##### Material

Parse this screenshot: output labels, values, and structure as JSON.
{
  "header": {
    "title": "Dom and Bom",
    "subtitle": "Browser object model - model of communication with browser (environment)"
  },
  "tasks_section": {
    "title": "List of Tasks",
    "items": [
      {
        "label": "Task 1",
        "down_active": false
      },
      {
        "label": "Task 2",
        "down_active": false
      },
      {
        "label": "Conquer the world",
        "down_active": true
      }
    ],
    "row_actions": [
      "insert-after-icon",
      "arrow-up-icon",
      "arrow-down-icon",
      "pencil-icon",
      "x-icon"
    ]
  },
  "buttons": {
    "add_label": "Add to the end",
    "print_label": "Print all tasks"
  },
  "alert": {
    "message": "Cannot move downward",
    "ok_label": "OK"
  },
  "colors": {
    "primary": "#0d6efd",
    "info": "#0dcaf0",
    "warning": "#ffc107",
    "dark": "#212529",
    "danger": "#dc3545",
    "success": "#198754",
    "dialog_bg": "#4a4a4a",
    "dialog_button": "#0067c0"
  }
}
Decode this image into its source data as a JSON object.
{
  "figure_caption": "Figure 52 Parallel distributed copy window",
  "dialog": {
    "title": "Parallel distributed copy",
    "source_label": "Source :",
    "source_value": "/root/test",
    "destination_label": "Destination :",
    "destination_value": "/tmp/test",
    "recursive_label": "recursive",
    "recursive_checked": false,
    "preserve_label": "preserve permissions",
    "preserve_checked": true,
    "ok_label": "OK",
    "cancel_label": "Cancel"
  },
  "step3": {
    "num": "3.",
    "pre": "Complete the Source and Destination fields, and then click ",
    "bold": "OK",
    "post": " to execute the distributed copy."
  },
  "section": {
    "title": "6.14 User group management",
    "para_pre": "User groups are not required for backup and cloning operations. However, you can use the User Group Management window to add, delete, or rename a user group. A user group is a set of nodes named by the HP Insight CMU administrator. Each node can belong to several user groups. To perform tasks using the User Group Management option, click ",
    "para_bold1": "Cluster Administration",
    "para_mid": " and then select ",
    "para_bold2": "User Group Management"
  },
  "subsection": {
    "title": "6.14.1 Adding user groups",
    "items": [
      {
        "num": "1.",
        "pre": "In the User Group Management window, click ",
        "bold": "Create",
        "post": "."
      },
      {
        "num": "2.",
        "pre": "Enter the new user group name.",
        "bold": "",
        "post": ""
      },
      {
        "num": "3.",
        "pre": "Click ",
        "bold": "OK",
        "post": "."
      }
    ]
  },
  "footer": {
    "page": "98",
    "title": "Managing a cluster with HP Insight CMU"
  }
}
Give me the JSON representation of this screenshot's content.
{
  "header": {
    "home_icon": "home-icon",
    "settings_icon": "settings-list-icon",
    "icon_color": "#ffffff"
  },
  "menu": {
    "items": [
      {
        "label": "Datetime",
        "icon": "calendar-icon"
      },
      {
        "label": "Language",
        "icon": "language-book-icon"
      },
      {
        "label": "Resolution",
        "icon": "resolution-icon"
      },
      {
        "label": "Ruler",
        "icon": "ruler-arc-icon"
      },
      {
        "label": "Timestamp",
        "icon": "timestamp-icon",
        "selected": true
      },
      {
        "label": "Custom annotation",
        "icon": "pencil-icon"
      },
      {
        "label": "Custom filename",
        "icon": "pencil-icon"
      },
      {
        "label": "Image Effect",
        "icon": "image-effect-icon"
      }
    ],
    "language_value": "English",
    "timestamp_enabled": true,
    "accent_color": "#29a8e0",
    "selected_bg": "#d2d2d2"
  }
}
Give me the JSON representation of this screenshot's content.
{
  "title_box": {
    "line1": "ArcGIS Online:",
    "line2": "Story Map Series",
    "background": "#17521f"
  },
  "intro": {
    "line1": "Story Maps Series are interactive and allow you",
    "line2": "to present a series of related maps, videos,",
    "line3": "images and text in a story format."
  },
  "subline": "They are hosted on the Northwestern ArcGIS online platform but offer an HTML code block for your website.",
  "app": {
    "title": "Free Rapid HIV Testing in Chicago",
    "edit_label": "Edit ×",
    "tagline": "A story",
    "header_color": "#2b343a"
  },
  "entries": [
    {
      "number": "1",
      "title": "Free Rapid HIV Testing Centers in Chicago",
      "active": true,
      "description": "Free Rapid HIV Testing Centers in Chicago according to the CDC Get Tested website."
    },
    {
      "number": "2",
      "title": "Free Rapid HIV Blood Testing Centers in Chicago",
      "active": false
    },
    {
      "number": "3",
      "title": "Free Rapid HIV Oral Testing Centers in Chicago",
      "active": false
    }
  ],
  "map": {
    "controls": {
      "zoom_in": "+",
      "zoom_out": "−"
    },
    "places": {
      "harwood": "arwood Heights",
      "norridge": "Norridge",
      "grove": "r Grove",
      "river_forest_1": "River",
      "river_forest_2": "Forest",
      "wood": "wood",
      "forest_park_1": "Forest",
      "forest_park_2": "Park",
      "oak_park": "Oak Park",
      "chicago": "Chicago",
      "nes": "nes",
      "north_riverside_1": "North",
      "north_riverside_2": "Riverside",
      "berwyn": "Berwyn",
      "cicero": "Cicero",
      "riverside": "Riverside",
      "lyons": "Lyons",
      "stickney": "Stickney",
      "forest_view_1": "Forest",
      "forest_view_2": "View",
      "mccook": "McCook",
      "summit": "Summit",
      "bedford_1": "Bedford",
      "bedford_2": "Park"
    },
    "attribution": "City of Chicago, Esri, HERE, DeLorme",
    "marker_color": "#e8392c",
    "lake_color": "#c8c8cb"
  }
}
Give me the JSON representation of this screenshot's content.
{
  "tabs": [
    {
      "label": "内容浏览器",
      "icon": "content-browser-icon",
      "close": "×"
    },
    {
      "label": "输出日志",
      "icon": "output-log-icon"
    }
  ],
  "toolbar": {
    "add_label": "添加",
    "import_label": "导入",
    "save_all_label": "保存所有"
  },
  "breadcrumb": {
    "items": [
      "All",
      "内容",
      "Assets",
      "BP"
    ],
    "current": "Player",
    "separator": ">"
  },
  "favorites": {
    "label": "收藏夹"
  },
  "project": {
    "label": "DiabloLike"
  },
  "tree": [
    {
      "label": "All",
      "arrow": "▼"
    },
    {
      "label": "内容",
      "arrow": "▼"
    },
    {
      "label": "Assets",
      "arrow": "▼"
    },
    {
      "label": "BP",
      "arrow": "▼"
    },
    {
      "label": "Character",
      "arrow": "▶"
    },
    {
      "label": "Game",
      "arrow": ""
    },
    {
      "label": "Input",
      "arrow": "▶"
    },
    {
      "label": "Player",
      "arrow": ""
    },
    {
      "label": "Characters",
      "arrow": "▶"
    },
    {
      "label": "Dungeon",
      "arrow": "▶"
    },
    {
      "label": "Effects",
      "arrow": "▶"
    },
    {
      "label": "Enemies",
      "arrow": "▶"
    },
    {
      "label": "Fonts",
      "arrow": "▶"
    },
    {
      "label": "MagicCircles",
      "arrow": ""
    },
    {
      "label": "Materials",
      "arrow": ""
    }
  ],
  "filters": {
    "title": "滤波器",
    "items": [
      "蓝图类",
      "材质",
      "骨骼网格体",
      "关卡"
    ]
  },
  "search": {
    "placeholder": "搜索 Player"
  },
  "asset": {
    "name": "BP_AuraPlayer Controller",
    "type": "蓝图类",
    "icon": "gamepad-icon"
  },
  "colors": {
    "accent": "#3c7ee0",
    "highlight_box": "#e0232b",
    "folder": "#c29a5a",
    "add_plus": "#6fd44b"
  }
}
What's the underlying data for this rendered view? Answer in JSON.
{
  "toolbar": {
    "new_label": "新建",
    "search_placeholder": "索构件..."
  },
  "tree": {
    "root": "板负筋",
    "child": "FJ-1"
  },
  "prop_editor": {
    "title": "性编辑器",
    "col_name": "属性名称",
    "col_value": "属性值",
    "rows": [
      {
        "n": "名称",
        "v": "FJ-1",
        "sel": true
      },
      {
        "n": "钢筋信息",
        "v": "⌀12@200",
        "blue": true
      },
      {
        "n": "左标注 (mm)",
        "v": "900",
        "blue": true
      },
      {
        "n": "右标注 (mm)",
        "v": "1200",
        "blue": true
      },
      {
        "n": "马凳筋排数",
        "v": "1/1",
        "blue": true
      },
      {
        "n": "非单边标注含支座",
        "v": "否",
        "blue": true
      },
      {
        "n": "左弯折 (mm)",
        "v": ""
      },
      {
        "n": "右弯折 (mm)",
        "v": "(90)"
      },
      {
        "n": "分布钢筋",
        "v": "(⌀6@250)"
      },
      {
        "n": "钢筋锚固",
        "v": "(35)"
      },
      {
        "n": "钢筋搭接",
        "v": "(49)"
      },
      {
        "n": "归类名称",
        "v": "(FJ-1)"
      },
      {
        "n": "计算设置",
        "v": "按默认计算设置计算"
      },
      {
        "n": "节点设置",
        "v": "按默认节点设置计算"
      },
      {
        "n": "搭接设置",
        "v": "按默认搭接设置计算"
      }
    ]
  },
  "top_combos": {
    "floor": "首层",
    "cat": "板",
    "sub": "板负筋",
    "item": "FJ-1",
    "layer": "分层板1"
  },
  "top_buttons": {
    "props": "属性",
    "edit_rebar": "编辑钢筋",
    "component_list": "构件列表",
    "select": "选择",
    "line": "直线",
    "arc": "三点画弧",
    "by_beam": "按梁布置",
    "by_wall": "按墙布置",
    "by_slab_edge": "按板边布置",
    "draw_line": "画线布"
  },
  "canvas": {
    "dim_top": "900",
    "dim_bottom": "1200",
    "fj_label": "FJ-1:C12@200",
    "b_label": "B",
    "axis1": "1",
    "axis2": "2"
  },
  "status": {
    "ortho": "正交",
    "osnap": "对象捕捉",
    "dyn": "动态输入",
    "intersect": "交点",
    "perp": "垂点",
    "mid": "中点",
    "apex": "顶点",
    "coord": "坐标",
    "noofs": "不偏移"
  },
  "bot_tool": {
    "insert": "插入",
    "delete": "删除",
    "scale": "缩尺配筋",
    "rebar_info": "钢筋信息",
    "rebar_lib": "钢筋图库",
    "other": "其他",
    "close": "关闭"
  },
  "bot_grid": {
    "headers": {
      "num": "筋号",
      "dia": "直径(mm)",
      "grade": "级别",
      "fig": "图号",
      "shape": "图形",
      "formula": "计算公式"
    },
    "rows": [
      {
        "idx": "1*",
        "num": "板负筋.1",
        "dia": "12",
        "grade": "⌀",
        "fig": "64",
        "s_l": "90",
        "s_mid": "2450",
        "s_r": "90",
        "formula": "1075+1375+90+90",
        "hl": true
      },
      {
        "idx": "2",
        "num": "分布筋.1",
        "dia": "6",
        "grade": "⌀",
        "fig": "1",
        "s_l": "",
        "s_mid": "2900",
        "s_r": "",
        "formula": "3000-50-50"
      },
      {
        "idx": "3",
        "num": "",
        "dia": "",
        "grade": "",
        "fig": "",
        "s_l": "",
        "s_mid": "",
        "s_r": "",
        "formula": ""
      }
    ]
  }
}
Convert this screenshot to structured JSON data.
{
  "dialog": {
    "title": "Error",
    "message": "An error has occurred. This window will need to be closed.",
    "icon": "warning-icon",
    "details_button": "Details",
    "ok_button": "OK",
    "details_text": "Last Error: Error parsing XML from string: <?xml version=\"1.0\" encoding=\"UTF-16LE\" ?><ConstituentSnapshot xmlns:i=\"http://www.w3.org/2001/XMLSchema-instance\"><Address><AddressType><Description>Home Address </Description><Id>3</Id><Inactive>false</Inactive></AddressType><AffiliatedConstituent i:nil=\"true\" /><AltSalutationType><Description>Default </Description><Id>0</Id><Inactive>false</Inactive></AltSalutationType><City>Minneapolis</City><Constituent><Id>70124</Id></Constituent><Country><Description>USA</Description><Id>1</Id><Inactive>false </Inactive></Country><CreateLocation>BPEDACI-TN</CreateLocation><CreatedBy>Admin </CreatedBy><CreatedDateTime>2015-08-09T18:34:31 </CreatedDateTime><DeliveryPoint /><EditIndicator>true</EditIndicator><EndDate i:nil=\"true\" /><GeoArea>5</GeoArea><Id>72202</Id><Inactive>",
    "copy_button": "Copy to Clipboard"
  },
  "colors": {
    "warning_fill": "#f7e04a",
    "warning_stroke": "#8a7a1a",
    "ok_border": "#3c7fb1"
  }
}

##########

Stated goal -
Find each line holding "data". Copy it out.

Reply to the exercise -
Decode this image into its source data as a JSON object.
What's the underlying data for this rendered view? Answer in JSON.
Convert this screenshot to structured JSON data.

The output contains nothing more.